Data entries
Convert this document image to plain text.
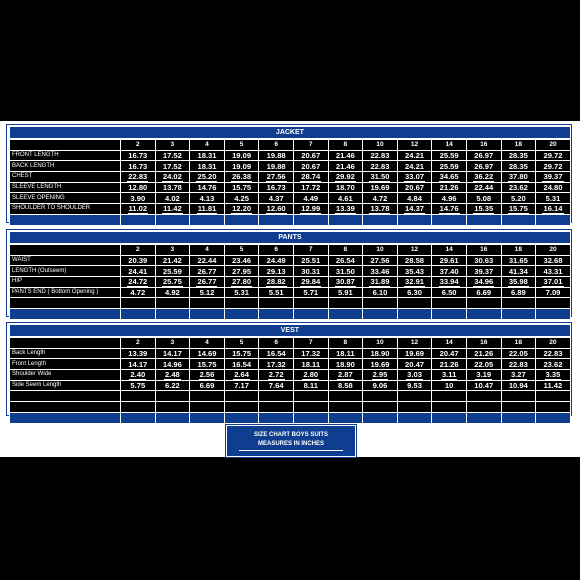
JACKET													
	2	3	4	5	6	7	8	10	12	14	16	18	20
FRONT LENGTH	16.73	17.52	18.31	19.09	19.88	20.67	21.46	22.83	24.21	25.59	26.97	28.35	29.72
BACK LENGTH	16.73	17.52	18.31	19.09	19.88	20.67	21.46	22.83	24.21	25.59	26.97	28.35	29.72
CHEST	22.83	24.02	25.20	26.38	27.56	28.74	29.92	31.50	33.07	34.65	36.22	37.80	39.37
SLEEVE LENGTH	12.80	13.78	14.76	15.75	16.73	17.72	18.70	19.69	20.67	21.26	22.44	23.62	24.80
SLEEVE OPENING	3.90	4.02	4.13	4.25	4.37	4.49	4.61	4.72	4.84	4.96	5.08	5.20	5.31
SHOULDER TO SHOULDER	11.02	11.42	11.81	12.20	12.60	12.99	13.39	13.78	14.37	14.76	15.35	15.75	16.14

PANTS													
	2	3	4	5	6	7	8	10	12	14	16	18	20
WAIST	20.39	21.42	22.44	23.46	24.49	25.51	26.54	27.56	28.58	29.61	30.63	31.65	32.68
LENGTH (Outseem)	24.41	25.59	26.77	27.95	29.13	30.31	31.50	33.46	35.43	37.40	39.37	41.34	43.31
HIP	24.72	25.75	26.77	27.80	28.82	29.84	30.87	31.89	32.91	33.94	34.96	35.98	37.01
PANTS END ( Bottom Opening )	4.72	4.92	5.12	5.31	5.51	5.71	5.91	6.10	6.30	6.50	6.69	6.89	7.09

VEST													
	2	3	4	5	6	7	8	10	12	14	16	18	20
Back Length	13.39	14.17	14.69	15.75	16.54	17.32	18.11	18.90	19.69	20.47	21.26	22.05	22.83
Front Length	14.17	14.96	15.75	16.54	17.32	18.11	18.90	19.69	20.47	21.26	22.05	22.83	23.62
Shoulder Wide	2.40	2.48	2.56	2.64	2.72	2.80	2.87	2.95	3.03	3.11	3.19	3.27	3.35
Side Seem Length	5.75	6.22	6.69	7.17	7.64	8.11	8.58	9.06	9.53	10	10.47	10.94	11.42

SIZE CHART BOYS SUITS
MEASURES IN INCHES
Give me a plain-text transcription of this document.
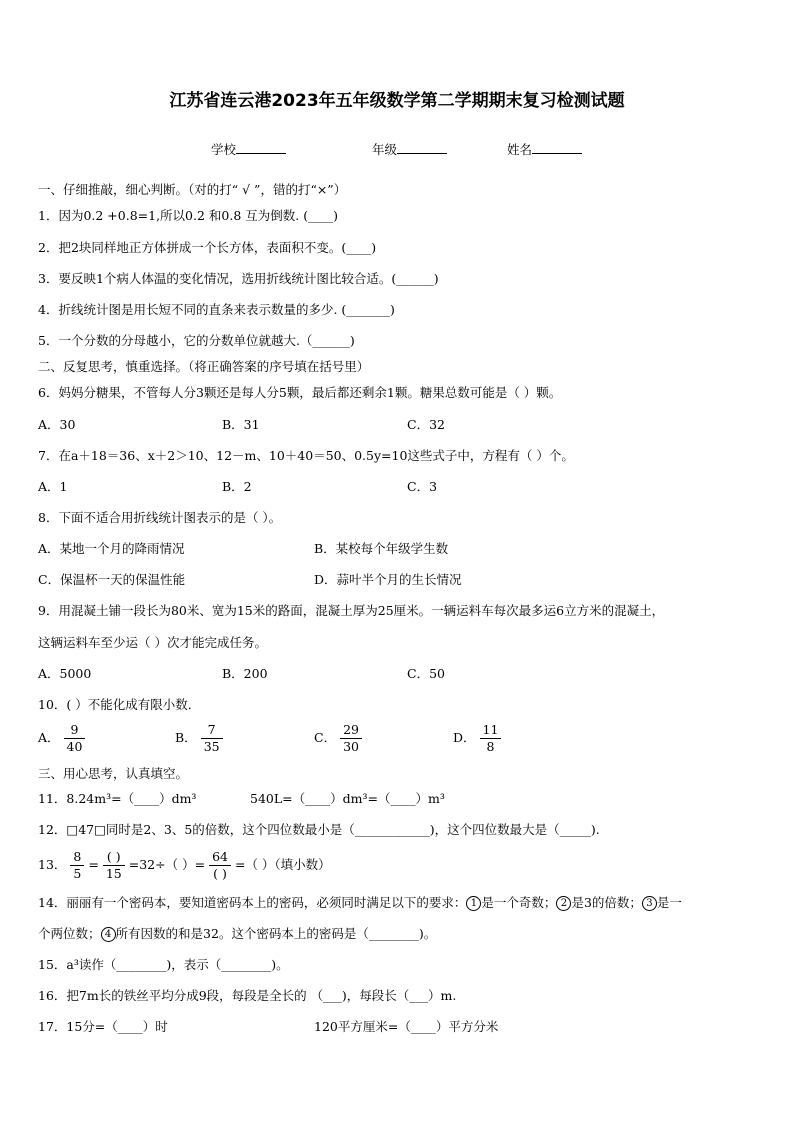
江苏省连云港2023年五年级数学第二学期期末复习检测试题
学校	年级	姓名
一、仔细推敲，细心判断。（对的打“ √ ”，错的打“×”）
1．因为0.2 +0.8=1,所以0.2 和0.8 互为倒数. (____)
2．把2块同样地正方体拼成一个长方体，表面积不变。(____)
3．要反映1个病人体温的变化情况，选用折线统计图比较合适。(______)
4．折线统计图是用长短不同的直条来表示数量的多少. (_______)
5．一个分数的分母越小，它的分数单位就越大.（______)
二、反复思考，慎重选择。（将正确答案的序号填在括号里）
6．妈妈分糖果，不管每人分3颗还是每人分5颗，最后都还剩余1颗。糖果总数可能是（ ）颗。
A．30	B．31	C．32
7．在a＋18＝36、x＋2＞10、12－m、10＋40＝50、0.5y=10这些式子中，方程有（ ）个。
A．1	B．2	C．3
8．下面不适合用折线统计图表示的是（ ）。
A．某地一个月的降雨情况	B．某校每个年级学生数
C．保温杯一天的保温性能	D．蒜叶半个月的生长情况
9．用混凝土铺一段长为80米、宽为15米的路面，混凝土厚为25厘米。一辆运料车每次最多运6立方米的混凝土，
这辆运料车至少运（ ）次才能完成任务。
A．5000	B．200	C．50
10．( ）不能化成有限小数．
A． $\frac{9}{40}$	B． $\frac{7}{35}$	C． $\frac{29}{30}$	D． $\frac{11}{8}$
三、用心思考，认真填空。
11．8.24m³=（____）dm³	540L=（____）dm³=（____）m³
12．□47□同时是2、3、5的倍数，这个四位数最小是（____________)，这个四位数最大是（_____).
13． $\frac{8}{5} = \frac{( )}{15} =32\div$（ ）= $\frac{64}{( )}$ =（ ）（填小数）
14．丽丽有一个密码本，要知道密码本上的密码，必须同时满足以下的要求： 1 是一个奇数； 2 是3的倍数； 3 是一
个两位数； 4 所有因数的和是32。这个密码本上的密码是（________)。
15．a³读作（________)，表示（________)。
16．把7m长的铁丝平均分成9段，每段是全长的 （___)，每段长（___）m.
17．15分=（____）时	120平方厘米=（____）平方分米
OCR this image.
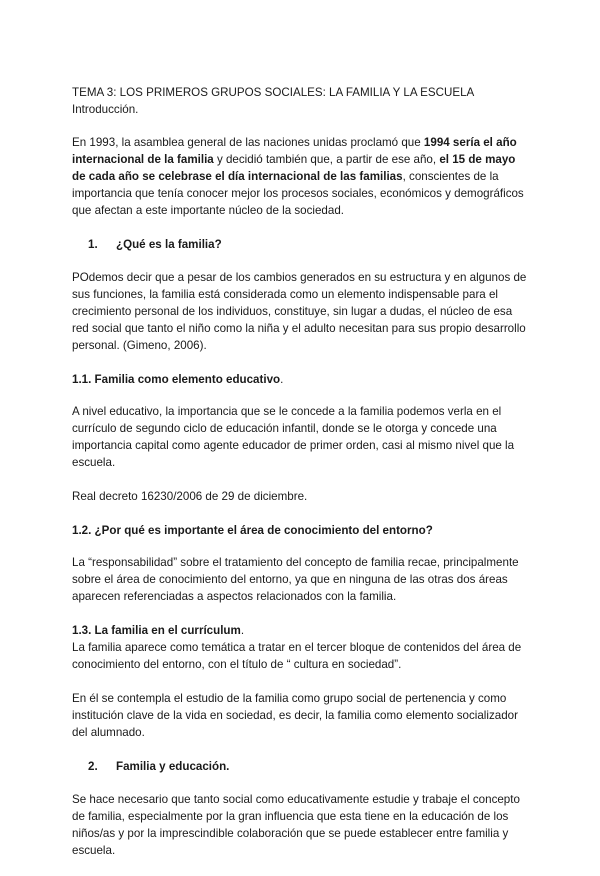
TEMA 3: LOS PRIMEROS GRUPOS SOCIALES: LA FAMILIA Y LA ESCUELA

Introducción.

En 1993, la asamblea general de las naciones unidas proclamó que 1994 sería el año internacional de la familia y decidió también que, a partir de ese año, el 15 de mayo de cada año se celebrase el día internacional de las familias, conscientes de la importancia que tenía conocer mejor los procesos sociales, económicos y demográficos que afectan a este importante núcleo de la sociedad.

1.	¿Qué es la familia?

POdemos decir que a pesar de los cambios generados en su estructura y en algunos de sus funciones, la familia está considerada como un elemento indispensable para el crecimiento personal de los individuos, constituye, sin lugar a dudas, el núcleo de esa red social que tanto el niño como la niña y el adulto necesitan para sus propio desarrollo personal. (Gimeno, 2006).

1.1. Familia como elemento educativo.

A nivel educativo, la importancia que se le concede a la familia podemos verla en el currículo de segundo ciclo de educación infantil, donde se le otorga y concede una importancia capital como agente educador de primer orden, casi al mismo nivel que la escuela.

Real decreto 16230/2006 de 29 de diciembre.

1.2. ¿Por qué es importante el área de conocimiento del entorno?

La “responsabilidad” sobre el tratamiento del concepto de familia recae, principalmente sobre el área de conocimiento del entorno, ya que en ninguna de las otras dos áreas aparecen referenciadas a aspectos relacionados con la familia.

1.3. La familia en el currículum.

La familia aparece como temática a tratar en el tercer bloque de contenidos del área de conocimiento del entorno, con el título de “ cultura en sociedad”.

En él se contempla el estudio de la familia como grupo social de pertenencia y como institución clave de la vida en sociedad, es decir, la familia como elemento socializador del alumnado.

2.	Familia y educación.

Se hace necesario que tanto social como educativamente estudie y trabaje el concepto de familia, especialmente por la gran influencia que esta tiene en la educación de los niños/as y por la imprescindible colaboración que se puede establecer entre familia y escuela.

_Exercise objective_
Across the records, count the lines holding the string "frac". Give the number and stop.

_Result of this task_
2